Exercise directions =
Do not copy the pictures; transcribe all other material exactly.

Extracted records =
☆ ☆ ☆ ☆ ☆

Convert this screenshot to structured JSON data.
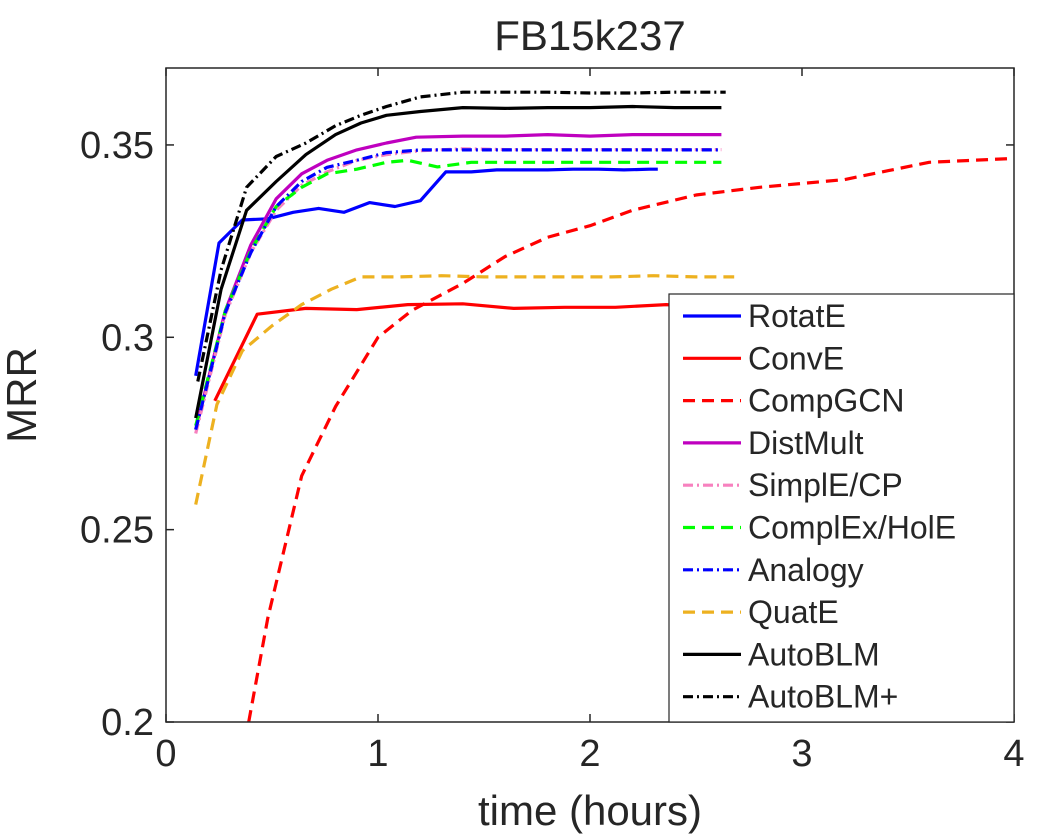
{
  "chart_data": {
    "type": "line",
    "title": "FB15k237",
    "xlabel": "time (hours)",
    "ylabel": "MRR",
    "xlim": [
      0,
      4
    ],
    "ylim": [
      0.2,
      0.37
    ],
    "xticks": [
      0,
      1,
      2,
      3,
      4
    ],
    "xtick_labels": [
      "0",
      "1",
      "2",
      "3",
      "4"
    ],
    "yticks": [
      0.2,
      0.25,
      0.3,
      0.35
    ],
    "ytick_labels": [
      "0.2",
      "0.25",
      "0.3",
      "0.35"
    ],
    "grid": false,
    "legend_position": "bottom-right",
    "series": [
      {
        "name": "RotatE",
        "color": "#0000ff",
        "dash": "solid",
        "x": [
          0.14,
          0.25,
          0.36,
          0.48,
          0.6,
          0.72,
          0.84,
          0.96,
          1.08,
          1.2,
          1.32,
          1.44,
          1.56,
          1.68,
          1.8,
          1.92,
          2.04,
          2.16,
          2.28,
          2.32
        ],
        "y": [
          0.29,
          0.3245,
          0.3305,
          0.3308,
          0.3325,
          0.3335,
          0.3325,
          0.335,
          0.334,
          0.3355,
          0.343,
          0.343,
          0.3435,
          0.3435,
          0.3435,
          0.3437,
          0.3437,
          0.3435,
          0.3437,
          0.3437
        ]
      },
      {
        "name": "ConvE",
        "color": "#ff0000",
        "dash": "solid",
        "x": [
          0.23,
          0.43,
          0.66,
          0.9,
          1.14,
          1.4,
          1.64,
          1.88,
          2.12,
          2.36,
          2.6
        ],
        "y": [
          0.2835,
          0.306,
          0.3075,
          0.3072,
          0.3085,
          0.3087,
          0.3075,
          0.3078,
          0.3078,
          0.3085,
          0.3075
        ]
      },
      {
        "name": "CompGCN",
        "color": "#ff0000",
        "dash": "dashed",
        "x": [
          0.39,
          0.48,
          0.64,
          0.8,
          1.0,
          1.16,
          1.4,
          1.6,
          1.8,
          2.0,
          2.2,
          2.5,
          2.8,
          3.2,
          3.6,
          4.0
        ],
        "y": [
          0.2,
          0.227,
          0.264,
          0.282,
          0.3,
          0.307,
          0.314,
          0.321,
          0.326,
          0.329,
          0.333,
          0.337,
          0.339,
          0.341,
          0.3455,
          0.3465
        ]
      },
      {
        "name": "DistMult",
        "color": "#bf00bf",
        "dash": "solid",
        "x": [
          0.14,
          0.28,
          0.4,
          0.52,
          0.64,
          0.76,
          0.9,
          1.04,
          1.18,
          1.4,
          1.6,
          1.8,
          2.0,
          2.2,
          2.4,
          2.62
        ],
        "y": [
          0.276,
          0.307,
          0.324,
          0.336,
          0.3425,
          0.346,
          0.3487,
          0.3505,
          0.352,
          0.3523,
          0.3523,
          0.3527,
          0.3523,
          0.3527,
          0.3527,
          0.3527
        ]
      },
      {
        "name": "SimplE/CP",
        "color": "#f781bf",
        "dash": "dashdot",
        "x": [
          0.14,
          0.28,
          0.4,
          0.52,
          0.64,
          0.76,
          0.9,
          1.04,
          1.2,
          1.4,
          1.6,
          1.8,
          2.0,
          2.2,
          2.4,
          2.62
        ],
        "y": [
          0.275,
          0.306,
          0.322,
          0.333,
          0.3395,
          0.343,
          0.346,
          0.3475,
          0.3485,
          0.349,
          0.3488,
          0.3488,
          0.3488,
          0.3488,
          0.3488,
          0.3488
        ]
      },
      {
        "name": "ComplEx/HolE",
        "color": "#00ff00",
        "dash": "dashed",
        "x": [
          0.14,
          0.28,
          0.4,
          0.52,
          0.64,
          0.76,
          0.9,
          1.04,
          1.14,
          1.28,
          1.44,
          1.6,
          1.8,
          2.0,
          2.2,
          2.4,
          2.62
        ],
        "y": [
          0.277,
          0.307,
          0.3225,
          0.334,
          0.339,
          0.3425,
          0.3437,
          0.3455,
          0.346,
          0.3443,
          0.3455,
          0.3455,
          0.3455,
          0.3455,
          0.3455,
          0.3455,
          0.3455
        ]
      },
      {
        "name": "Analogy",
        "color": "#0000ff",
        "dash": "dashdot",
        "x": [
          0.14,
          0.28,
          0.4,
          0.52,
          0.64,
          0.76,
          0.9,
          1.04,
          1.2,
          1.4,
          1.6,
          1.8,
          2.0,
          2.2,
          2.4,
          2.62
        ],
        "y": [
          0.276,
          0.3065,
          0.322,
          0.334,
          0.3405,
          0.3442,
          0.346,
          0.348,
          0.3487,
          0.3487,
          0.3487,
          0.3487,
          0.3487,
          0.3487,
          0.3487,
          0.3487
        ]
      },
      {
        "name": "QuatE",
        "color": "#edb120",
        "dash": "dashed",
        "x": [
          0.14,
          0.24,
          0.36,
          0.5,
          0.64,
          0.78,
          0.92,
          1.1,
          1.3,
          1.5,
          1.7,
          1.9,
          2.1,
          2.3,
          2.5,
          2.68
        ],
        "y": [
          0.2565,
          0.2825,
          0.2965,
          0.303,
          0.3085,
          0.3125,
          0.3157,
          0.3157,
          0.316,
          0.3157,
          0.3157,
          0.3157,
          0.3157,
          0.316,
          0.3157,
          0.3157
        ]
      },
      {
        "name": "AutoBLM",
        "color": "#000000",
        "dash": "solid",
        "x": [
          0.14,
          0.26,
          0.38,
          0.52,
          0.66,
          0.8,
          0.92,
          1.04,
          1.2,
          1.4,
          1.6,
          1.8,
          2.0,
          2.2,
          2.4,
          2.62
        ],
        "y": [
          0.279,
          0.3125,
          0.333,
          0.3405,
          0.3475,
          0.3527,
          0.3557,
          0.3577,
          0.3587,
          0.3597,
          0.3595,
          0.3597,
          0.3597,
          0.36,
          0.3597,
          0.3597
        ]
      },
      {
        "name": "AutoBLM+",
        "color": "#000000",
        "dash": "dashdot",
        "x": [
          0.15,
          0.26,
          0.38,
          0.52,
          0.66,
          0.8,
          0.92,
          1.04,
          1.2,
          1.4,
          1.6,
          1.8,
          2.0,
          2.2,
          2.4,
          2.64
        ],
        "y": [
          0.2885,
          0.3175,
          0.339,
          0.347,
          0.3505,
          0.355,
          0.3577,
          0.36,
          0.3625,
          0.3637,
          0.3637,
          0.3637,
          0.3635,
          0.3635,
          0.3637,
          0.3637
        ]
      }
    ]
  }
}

☆ ☆ ☆ ☆ ☆

Solution to this task =
Convert this screenshot to structured JSON data.
{
  "chart_data": {
    "type": "line",
    "title": "FB15k237",
    "xlabel": "time (hours)",
    "ylabel": "MRR",
    "xlim": [
      0,
      4
    ],
    "ylim": [
      0.2,
      0.37
    ],
    "xticks": [
      0,
      1,
      2,
      3,
      4
    ],
    "xtick_labels": [
      "0",
      "1",
      "2",
      "3",
      "4"
    ],
    "yticks": [
      0.2,
      0.25,
      0.3,
      0.35
    ],
    "ytick_labels": [
      "0.2",
      "0.25",
      "0.3",
      "0.35"
    ],
    "grid": false,
    "legend_position": "bottom-right",
    "series": [
      {
        "name": "RotatE",
        "color": "#0000ff",
        "dash": "solid",
        "x": [
          0.14,
          0.25,
          0.36,
          0.48,
          0.6,
          0.72,
          0.84,
          0.96,
          1.08,
          1.2,
          1.32,
          1.44,
          1.56,
          1.68,
          1.8,
          1.92,
          2.04,
          2.16,
          2.28,
          2.32
        ],
        "y": [
          0.29,
          0.3245,
          0.3305,
          0.3308,
          0.3325,
          0.3335,
          0.3325,
          0.335,
          0.334,
          0.3355,
          0.343,
          0.343,
          0.3435,
          0.3435,
          0.3435,
          0.3437,
          0.3437,
          0.3435,
          0.3437,
          0.3437
        ]
      },
      {
        "name": "ConvE",
        "color": "#ff0000",
        "dash": "solid",
        "x": [
          0.23,
          0.43,
          0.66,
          0.9,
          1.14,
          1.4,
          1.64,
          1.88,
          2.12,
          2.36,
          2.6
        ],
        "y": [
          0.2835,
          0.306,
          0.3075,
          0.3072,
          0.3085,
          0.3087,
          0.3075,
          0.3078,
          0.3078,
          0.3085,
          0.3075
        ]
      },
      {
        "name": "CompGCN",
        "color": "#ff0000",
        "dash": "dashed",
        "x": [
          0.39,
          0.48,
          0.64,
          0.8,
          1.0,
          1.16,
          1.4,
          1.6,
          1.8,
          2.0,
          2.2,
          2.5,
          2.8,
          3.2,
          3.6,
          4.0
        ],
        "y": [
          0.2,
          0.227,
          0.264,
          0.282,
          0.3,
          0.307,
          0.314,
          0.321,
          0.326,
          0.329,
          0.333,
          0.337,
          0.339,
          0.341,
          0.3455,
          0.3465
        ]
      },
      {
        "name": "DistMult",
        "color": "#bf00bf",
        "dash": "solid",
        "x": [
          0.14,
          0.28,
          0.4,
          0.52,
          0.64,
          0.76,
          0.9,
          1.04,
          1.18,
          1.4,
          1.6,
          1.8,
          2.0,
          2.2,
          2.4,
          2.62
        ],
        "y": [
          0.276,
          0.307,
          0.324,
          0.336,
          0.3425,
          0.346,
          0.3487,
          0.3505,
          0.352,
          0.3523,
          0.3523,
          0.3527,
          0.3523,
          0.3527,
          0.3527,
          0.3527
        ]
      },
      {
        "name": "SimplE/CP",
        "color": "#f781bf",
        "dash": "dashdot",
        "x": [
          0.14,
          0.28,
          0.4,
          0.52,
          0.64,
          0.76,
          0.9,
          1.04,
          1.2,
          1.4,
          1.6,
          1.8,
          2.0,
          2.2,
          2.4,
          2.62
        ],
        "y": [
          0.275,
          0.306,
          0.322,
          0.333,
          0.3395,
          0.343,
          0.346,
          0.3475,
          0.3485,
          0.349,
          0.3488,
          0.3488,
          0.3488,
          0.3488,
          0.3488,
          0.3488
        ]
      },
      {
        "name": "ComplEx/HolE",
        "color": "#00ff00",
        "dash": "dashed",
        "x": [
          0.14,
          0.28,
          0.4,
          0.52,
          0.64,
          0.76,
          0.9,
          1.04,
          1.14,
          1.28,
          1.44,
          1.6,
          1.8,
          2.0,
          2.2,
          2.4,
          2.62
        ],
        "y": [
          0.277,
          0.307,
          0.3225,
          0.334,
          0.339,
          0.3425,
          0.3437,
          0.3455,
          0.346,
          0.3443,
          0.3455,
          0.3455,
          0.3455,
          0.3455,
          0.3455,
          0.3455,
          0.3455
        ]
      },
      {
        "name": "Analogy",
        "color": "#0000ff",
        "dash": "dashdot",
        "x": [
          0.14,
          0.28,
          0.4,
          0.52,
          0.64,
          0.76,
          0.9,
          1.04,
          1.2,
          1.4,
          1.6,
          1.8,
          2.0,
          2.2,
          2.4,
          2.62
        ],
        "y": [
          0.276,
          0.3065,
          0.322,
          0.334,
          0.3405,
          0.3442,
          0.346,
          0.348,
          0.3487,
          0.3487,
          0.3487,
          0.3487,
          0.3487,
          0.3487,
          0.3487,
          0.3487
        ]
      },
      {
        "name": "QuatE",
        "color": "#edb120",
        "dash": "dashed",
        "x": [
          0.14,
          0.24,
          0.36,
          0.5,
          0.64,
          0.78,
          0.92,
          1.1,
          1.3,
          1.5,
          1.7,
          1.9,
          2.1,
          2.3,
          2.5,
          2.68
        ],
        "y": [
          0.2565,
          0.2825,
          0.2965,
          0.303,
          0.3085,
          0.3125,
          0.3157,
          0.3157,
          0.316,
          0.3157,
          0.3157,
          0.3157,
          0.3157,
          0.316,
          0.3157,
          0.3157
        ]
      },
      {
        "name": "AutoBLM",
        "color": "#000000",
        "dash": "solid",
        "x": [
          0.14,
          0.26,
          0.38,
          0.52,
          0.66,
          0.8,
          0.92,
          1.04,
          1.2,
          1.4,
          1.6,
          1.8,
          2.0,
          2.2,
          2.4,
          2.62
        ],
        "y": [
          0.279,
          0.3125,
          0.333,
          0.3405,
          0.3475,
          0.3527,
          0.3557,
          0.3577,
          0.3587,
          0.3597,
          0.3595,
          0.3597,
          0.3597,
          0.36,
          0.3597,
          0.3597
        ]
      },
      {
        "name": "AutoBLM+",
        "color": "#000000",
        "dash": "dashdot",
        "x": [
          0.15,
          0.26,
          0.38,
          0.52,
          0.66,
          0.8,
          0.92,
          1.04,
          1.2,
          1.4,
          1.6,
          1.8,
          2.0,
          2.2,
          2.4,
          2.64
        ],
        "y": [
          0.2885,
          0.3175,
          0.339,
          0.347,
          0.3505,
          0.355,
          0.3577,
          0.36,
          0.3625,
          0.3637,
          0.3637,
          0.3637,
          0.3635,
          0.3635,
          0.3637,
          0.3637
        ]
      }
    ]
  }
}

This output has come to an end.